◆ **YOUR TASK**
Only the lines from the line containing "Read out every word on this page." to the end of the entries should be repeated, exactly as they appear.

◆ **DATA SHOWN**
○ ○ ○ ○ ○ ○ ○

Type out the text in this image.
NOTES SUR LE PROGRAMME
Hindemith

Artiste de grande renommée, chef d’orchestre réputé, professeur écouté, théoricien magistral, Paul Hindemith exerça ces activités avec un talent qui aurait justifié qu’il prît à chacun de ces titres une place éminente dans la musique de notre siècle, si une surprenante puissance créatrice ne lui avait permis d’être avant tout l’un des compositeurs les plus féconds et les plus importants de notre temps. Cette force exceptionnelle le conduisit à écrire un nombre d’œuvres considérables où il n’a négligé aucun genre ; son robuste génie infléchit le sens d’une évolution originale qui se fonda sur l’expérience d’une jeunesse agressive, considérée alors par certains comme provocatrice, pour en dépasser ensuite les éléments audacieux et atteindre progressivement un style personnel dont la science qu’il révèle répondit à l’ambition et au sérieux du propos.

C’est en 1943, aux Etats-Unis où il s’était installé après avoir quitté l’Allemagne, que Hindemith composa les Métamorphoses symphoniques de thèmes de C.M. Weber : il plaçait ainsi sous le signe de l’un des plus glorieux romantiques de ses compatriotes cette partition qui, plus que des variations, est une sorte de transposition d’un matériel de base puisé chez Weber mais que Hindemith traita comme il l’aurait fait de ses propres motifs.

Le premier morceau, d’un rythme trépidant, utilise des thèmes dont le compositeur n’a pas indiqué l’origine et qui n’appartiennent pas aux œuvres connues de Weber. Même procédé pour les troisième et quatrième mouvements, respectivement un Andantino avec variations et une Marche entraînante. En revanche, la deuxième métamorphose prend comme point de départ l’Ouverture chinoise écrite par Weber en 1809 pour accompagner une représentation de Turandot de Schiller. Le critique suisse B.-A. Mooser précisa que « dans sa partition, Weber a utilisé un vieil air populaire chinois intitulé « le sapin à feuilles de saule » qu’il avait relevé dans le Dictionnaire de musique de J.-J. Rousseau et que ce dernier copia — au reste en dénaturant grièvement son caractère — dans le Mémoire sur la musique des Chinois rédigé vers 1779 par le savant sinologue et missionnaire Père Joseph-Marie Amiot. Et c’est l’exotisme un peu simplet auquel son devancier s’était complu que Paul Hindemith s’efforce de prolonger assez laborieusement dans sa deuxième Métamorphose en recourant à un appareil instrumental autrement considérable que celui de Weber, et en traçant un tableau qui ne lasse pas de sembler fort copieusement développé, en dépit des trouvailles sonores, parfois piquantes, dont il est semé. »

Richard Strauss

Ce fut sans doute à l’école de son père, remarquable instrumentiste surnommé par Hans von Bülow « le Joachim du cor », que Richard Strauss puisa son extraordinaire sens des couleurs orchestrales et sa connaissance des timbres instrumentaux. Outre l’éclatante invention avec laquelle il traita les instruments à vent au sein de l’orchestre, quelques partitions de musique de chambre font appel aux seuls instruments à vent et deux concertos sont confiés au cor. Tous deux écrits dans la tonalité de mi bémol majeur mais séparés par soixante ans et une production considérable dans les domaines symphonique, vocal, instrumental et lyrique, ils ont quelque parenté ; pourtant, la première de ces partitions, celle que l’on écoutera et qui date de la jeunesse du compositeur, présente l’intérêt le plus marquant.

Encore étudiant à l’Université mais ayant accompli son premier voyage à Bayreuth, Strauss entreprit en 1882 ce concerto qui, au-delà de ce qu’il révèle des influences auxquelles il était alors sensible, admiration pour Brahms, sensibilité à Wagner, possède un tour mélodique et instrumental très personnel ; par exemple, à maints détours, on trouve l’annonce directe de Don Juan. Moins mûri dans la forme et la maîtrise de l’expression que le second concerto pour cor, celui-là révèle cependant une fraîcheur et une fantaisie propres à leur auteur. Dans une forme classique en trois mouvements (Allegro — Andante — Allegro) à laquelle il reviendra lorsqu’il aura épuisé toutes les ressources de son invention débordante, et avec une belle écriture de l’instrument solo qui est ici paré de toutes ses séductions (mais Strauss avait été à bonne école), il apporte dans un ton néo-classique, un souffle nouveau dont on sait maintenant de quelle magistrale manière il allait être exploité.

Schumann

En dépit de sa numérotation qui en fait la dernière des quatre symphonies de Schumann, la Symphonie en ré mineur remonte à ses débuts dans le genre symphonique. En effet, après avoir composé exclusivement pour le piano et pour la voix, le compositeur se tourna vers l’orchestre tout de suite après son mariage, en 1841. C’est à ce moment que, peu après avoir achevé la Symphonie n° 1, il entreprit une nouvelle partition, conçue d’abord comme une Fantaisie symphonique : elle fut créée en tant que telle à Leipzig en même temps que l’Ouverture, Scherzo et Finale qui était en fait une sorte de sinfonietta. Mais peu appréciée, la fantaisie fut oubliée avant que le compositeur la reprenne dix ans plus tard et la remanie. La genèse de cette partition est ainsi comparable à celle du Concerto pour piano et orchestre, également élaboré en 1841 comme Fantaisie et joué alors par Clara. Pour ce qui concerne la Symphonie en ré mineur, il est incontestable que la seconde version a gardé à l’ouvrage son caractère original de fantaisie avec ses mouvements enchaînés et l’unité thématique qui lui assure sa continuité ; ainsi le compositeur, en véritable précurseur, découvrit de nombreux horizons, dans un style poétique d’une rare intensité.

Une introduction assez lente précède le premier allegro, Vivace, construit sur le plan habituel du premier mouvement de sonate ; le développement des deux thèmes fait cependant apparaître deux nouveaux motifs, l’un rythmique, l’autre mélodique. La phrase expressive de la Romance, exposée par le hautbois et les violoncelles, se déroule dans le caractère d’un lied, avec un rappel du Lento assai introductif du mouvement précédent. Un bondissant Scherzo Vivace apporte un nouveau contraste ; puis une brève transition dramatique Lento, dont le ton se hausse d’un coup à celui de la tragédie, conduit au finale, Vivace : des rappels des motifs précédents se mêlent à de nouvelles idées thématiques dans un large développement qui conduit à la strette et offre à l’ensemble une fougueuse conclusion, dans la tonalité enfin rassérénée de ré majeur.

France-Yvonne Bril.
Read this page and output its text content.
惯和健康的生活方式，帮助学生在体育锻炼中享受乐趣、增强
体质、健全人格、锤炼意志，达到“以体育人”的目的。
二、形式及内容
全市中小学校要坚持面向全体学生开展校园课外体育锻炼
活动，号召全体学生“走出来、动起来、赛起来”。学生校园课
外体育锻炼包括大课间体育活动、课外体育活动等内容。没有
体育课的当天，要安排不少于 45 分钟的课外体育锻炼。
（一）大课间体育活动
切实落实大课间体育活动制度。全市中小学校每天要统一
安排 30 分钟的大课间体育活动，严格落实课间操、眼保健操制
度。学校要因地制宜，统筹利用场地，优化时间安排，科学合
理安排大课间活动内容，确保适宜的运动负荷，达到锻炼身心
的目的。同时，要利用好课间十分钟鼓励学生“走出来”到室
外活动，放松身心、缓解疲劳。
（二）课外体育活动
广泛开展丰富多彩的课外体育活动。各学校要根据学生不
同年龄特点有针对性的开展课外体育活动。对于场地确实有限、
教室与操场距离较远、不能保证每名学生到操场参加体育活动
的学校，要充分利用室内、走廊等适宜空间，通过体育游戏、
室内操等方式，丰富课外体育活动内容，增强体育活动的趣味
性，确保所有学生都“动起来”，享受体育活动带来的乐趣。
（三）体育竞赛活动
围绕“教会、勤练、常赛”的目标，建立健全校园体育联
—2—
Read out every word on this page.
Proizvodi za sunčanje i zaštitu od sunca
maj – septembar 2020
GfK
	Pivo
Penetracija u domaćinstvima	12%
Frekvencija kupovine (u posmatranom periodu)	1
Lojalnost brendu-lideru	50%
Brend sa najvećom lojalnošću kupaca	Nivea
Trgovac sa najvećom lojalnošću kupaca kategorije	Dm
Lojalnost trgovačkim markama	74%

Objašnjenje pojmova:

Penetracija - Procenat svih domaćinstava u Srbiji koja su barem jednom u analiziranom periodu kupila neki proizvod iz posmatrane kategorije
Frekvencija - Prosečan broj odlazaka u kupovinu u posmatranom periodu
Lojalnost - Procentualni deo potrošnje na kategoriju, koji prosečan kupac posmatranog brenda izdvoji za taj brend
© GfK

○ ○ ○ ○ ○ ○ ○

◆ **ANSWER IN FULL**
Read out every word on this page.
Proizvodi za sunčanje i zaštitu od sunca
maj – septembar 2020
GfK
	Pivo
Penetracija u domaćinstvima	12%
Frekvencija kupovine (u posmatranom periodu)	1
Lojalnost brendu-lideru	50%
Brend sa najvećom lojalnošću kupaca	Nivea
Trgovac sa najvećom lojalnošću kupaca kategorije	Dm
Lojalnost trgovačkim markama	74%

Objašnjenje pojmova:

Penetracija - Procenat svih domaćinstava u Srbiji koja su barem jednom u analiziranom periodu kupila neki proizvod iz posmatrane kategorije
Frekvencija - Prosečan broj odlazaka u kupovinu u posmatranom periodu
Lojalnost - Procentualni deo potrošnje na kategoriju, koji prosečan kupac posmatranog brenda izdvoji za taj brend
© GfK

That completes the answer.